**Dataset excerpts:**
|---|

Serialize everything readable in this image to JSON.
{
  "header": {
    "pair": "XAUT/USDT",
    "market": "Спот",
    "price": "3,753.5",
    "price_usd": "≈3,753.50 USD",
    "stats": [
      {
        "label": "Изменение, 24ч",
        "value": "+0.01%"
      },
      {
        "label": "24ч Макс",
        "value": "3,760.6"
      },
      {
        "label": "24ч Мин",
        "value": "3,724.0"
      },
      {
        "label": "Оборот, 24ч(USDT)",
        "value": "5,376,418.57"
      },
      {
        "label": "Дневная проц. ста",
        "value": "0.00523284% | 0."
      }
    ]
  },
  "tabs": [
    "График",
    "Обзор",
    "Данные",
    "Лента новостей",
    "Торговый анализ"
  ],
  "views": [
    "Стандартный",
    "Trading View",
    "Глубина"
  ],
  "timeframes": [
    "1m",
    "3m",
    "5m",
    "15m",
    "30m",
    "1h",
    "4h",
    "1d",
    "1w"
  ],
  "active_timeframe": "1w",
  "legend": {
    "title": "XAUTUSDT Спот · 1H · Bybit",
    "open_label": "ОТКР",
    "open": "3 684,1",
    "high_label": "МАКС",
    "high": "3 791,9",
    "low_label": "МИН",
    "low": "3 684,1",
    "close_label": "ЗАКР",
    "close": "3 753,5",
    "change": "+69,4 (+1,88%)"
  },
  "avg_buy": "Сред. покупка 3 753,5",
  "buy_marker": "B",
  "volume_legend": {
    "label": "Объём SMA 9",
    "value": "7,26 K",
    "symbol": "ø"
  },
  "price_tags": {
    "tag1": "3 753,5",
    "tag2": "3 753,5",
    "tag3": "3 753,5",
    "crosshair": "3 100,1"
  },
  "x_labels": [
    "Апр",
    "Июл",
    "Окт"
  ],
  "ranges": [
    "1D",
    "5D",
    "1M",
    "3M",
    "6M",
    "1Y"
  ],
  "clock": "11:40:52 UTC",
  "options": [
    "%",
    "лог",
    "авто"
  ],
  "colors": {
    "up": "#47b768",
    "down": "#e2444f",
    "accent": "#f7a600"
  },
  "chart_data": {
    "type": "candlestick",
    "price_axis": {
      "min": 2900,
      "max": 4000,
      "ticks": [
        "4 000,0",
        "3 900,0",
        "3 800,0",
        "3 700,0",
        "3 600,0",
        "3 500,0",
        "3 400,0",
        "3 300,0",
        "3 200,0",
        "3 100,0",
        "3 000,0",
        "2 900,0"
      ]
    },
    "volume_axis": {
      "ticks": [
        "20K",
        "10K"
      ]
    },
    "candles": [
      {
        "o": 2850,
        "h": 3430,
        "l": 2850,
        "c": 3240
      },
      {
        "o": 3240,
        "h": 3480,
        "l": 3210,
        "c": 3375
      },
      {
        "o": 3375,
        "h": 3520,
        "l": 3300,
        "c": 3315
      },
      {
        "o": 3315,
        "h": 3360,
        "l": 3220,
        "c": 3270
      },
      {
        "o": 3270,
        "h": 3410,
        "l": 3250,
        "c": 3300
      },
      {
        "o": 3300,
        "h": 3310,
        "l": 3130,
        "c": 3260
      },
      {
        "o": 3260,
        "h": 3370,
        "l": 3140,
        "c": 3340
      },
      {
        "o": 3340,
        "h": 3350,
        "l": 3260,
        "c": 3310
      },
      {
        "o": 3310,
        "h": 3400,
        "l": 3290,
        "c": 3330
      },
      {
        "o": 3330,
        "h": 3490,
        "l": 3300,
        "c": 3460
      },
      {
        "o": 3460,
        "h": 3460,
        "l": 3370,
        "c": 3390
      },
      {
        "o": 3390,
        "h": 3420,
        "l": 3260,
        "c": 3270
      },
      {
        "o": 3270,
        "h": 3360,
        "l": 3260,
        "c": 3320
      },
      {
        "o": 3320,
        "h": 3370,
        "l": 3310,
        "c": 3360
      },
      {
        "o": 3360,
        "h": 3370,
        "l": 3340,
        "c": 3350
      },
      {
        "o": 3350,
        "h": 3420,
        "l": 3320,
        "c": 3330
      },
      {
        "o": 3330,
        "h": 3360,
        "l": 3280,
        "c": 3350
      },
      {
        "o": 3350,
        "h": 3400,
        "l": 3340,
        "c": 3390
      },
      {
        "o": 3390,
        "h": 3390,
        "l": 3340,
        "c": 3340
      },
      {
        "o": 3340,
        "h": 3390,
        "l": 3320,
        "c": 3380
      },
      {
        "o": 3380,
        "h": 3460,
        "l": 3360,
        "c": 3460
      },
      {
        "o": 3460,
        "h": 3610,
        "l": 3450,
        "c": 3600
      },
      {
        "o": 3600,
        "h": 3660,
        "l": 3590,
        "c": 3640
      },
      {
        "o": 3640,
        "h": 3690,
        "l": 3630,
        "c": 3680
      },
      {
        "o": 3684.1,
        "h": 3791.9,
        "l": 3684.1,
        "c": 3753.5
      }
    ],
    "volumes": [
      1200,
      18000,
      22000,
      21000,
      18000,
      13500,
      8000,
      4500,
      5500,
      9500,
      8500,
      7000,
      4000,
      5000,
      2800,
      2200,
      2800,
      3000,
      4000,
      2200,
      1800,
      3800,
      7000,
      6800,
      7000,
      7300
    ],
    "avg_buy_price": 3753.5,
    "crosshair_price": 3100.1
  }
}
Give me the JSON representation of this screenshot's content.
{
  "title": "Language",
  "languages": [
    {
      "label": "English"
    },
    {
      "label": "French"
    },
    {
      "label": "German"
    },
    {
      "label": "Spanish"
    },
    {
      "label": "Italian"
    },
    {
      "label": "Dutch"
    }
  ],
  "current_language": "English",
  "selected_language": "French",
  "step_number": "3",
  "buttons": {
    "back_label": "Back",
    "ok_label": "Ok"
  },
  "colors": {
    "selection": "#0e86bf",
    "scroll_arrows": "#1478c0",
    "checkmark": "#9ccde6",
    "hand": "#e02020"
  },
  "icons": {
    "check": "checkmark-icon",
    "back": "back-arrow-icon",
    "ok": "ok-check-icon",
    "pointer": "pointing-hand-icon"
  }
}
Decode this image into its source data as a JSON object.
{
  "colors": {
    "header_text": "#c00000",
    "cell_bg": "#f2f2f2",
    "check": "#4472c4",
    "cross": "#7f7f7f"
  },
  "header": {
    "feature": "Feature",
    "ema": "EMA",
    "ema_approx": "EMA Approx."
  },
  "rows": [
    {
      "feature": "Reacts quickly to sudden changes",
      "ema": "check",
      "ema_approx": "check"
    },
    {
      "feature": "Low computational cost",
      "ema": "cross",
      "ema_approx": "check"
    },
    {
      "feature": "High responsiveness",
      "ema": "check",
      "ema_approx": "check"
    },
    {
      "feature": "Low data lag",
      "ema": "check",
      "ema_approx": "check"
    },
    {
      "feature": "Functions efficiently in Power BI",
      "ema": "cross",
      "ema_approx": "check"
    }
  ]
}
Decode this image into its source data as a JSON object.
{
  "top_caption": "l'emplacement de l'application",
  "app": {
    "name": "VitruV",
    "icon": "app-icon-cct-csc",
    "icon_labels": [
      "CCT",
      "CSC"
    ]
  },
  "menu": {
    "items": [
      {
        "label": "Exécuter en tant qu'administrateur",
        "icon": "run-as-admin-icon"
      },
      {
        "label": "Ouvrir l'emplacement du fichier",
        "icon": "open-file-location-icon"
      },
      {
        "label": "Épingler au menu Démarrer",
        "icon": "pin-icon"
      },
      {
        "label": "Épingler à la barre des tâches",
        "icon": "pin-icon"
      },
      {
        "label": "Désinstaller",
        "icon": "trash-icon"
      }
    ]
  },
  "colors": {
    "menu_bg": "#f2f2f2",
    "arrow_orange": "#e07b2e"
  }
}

|---|

**Written instruction:** Return every entry exactly as given.

**Solution:**
Serialize everything readable in this image to JSON.
{
  "header": {
    "pair": "XAUT/USDT",
    "market": "Спот",
    "price": "3,753.5",
    "price_usd": "≈3,753.50 USD",
    "stats": [
      {
        "label": "Изменение, 24ч",
        "value": "+0.01%"
      },
      {
        "label": "24ч Макс",
        "value": "3,760.6"
      },
      {
        "label": "24ч Мин",
        "value": "3,724.0"
      },
      {
        "label": "Оборот, 24ч(USDT)",
        "value": "5,376,418.57"
      },
      {
        "label": "Дневная проц. ста",
        "value": "0.00523284% | 0."
      }
    ]
  },
  "tabs": [
    "График",
    "Обзор",
    "Данные",
    "Лента новостей",
    "Торговый анализ"
  ],
  "views": [
    "Стандартный",
    "Trading View",
    "Глубина"
  ],
  "timeframes": [
    "1m",
    "3m",
    "5m",
    "15m",
    "30m",
    "1h",
    "4h",
    "1d",
    "1w"
  ],
  "active_timeframe": "1w",
  "legend": {
    "title": "XAUTUSDT Спот · 1H · Bybit",
    "open_label": "ОТКР",
    "open": "3 684,1",
    "high_label": "МАКС",
    "high": "3 791,9",
    "low_label": "МИН",
    "low": "3 684,1",
    "close_label": "ЗАКР",
    "close": "3 753,5",
    "change": "+69,4 (+1,88%)"
  },
  "avg_buy": "Сред. покупка 3 753,5",
  "buy_marker": "B",
  "volume_legend": {
    "label": "Объём SMA 9",
    "value": "7,26 K",
    "symbol": "ø"
  },
  "price_tags": {
    "tag1": "3 753,5",
    "tag2": "3 753,5",
    "tag3": "3 753,5",
    "crosshair": "3 100,1"
  },
  "x_labels": [
    "Апр",
    "Июл",
    "Окт"
  ],
  "ranges": [
    "1D",
    "5D",
    "1M",
    "3M",
    "6M",
    "1Y"
  ],
  "clock": "11:40:52 UTC",
  "options": [
    "%",
    "лог",
    "авто"
  ],
  "colors": {
    "up": "#47b768",
    "down": "#e2444f",
    "accent": "#f7a600"
  },
  "chart_data": {
    "type": "candlestick",
    "price_axis": {
      "min": 2900,
      "max": 4000,
      "ticks": [
        "4 000,0",
        "3 900,0",
        "3 800,0",
        "3 700,0",
        "3 600,0",
        "3 500,0",
        "3 400,0",
        "3 300,0",
        "3 200,0",
        "3 100,0",
        "3 000,0",
        "2 900,0"
      ]
    },
    "volume_axis": {
      "ticks": [
        "20K",
        "10K"
      ]
    },
    "candles": [
      {
        "o": 2850,
        "h": 3430,
        "l": 2850,
        "c": 3240
      },
      {
        "o": 3240,
        "h": 3480,
        "l": 3210,
        "c": 3375
      },
      {
        "o": 3375,
        "h": 3520,
        "l": 3300,
        "c": 3315
      },
      {
        "o": 3315,
        "h": 3360,
        "l": 3220,
        "c": 3270
      },
      {
        "o": 3270,
        "h": 3410,
        "l": 3250,
        "c": 3300
      },
      {
        "o": 3300,
        "h": 3310,
        "l": 3130,
        "c": 3260
      },
      {
        "o": 3260,
        "h": 3370,
        "l": 3140,
        "c": 3340
      },
      {
        "o": 3340,
        "h": 3350,
        "l": 3260,
        "c": 3310
      },
      {
        "o": 3310,
        "h": 3400,
        "l": 3290,
        "c": 3330
      },
      {
        "o": 3330,
        "h": 3490,
        "l": 3300,
        "c": 3460
      },
      {
        "o": 3460,
        "h": 3460,
        "l": 3370,
        "c": 3390
      },
      {
        "o": 3390,
        "h": 3420,
        "l": 3260,
        "c": 3270
      },
      {
        "o": 3270,
        "h": 3360,
        "l": 3260,
        "c": 3320
      },
      {
        "o": 3320,
        "h": 3370,
        "l": 3310,
        "c": 3360
      },
      {
        "o": 3360,
        "h": 3370,
        "l": 3340,
        "c": 3350
      },
      {
        "o": 3350,
        "h": 3420,
        "l": 3320,
        "c": 3330
      },
      {
        "o": 3330,
        "h": 3360,
        "l": 3280,
        "c": 3350
      },
      {
        "o": 3350,
        "h": 3400,
        "l": 3340,
        "c": 3390
      },
      {
        "o": 3390,
        "h": 3390,
        "l": 3340,
        "c": 3340
      },
      {
        "o": 3340,
        "h": 3390,
        "l": 3320,
        "c": 3380
      },
      {
        "o": 3380,
        "h": 3460,
        "l": 3360,
        "c": 3460
      },
      {
        "o": 3460,
        "h": 3610,
        "l": 3450,
        "c": 3600
      },
      {
        "o": 3600,
        "h": 3660,
        "l": 3590,
        "c": 3640
      },
      {
        "o": 3640,
        "h": 3690,
        "l": 3630,
        "c": 3680
      },
      {
        "o": 3684.1,
        "h": 3791.9,
        "l": 3684.1,
        "c": 3753.5
      }
    ],
    "volumes": [
      1200,
      18000,
      22000,
      21000,
      18000,
      13500,
      8000,
      4500,
      5500,
      9500,
      8500,
      7000,
      4000,
      5000,
      2800,
      2200,
      2800,
      3000,
      4000,
      2200,
      1800,
      3800,
      7000,
      6800,
      7000,
      7300
    ],
    "avg_buy_price": 3753.5,
    "crosshair_price": 3100.1
  }
}
Give me the JSON representation of this screenshot's content.
{
  "title": "Language",
  "languages": [
    {
      "label": "English"
    },
    {
      "label": "French"
    },
    {
      "label": "German"
    },
    {
      "label": "Spanish"
    },
    {
      "label": "Italian"
    },
    {
      "label": "Dutch"
    }
  ],
  "current_language": "English",
  "selected_language": "French",
  "step_number": "3",
  "buttons": {
    "back_label": "Back",
    "ok_label": "Ok"
  },
  "colors": {
    "selection": "#0e86bf",
    "scroll_arrows": "#1478c0",
    "checkmark": "#9ccde6",
    "hand": "#e02020"
  },
  "icons": {
    "check": "checkmark-icon",
    "back": "back-arrow-icon",
    "ok": "ok-check-icon",
    "pointer": "pointing-hand-icon"
  }
}
Decode this image into its source data as a JSON object.
{
  "colors": {
    "header_text": "#c00000",
    "cell_bg": "#f2f2f2",
    "check": "#4472c4",
    "cross": "#7f7f7f"
  },
  "header": {
    "feature": "Feature",
    "ema": "EMA",
    "ema_approx": "EMA Approx."
  },
  "rows": [
    {
      "feature": "Reacts quickly to sudden changes",
      "ema": "check",
      "ema_approx": "check"
    },
    {
      "feature": "Low computational cost",
      "ema": "cross",
      "ema_approx": "check"
    },
    {
      "feature": "High responsiveness",
      "ema": "check",
      "ema_approx": "check"
    },
    {
      "feature": "Low data lag",
      "ema": "check",
      "ema_approx": "check"
    },
    {
      "feature": "Functions efficiently in Power BI",
      "ema": "cross",
      "ema_approx": "check"
    }
  ]
}
Decode this image into its source data as a JSON object.
{
  "top_caption": "l'emplacement de l'application",
  "app": {
    "name": "VitruV",
    "icon": "app-icon-cct-csc",
    "icon_labels": [
      "CCT",
      "CSC"
    ]
  },
  "menu": {
    "items": [
      {
        "label": "Exécuter en tant qu'administrateur",
        "icon": "run-as-admin-icon"
      },
      {
        "label": "Ouvrir l'emplacement du fichier",
        "icon": "open-file-location-icon"
      },
      {
        "label": "Épingler au menu Démarrer",
        "icon": "pin-icon"
      },
      {
        "label": "Épingler à la barre des tâches",
        "icon": "pin-icon"
      },
      {
        "label": "Désinstaller",
        "icon": "trash-icon"
      }
    ]
  },
  "colors": {
    "menu_bg": "#f2f2f2",
    "arrow_orange": "#e07b2e"
  }
}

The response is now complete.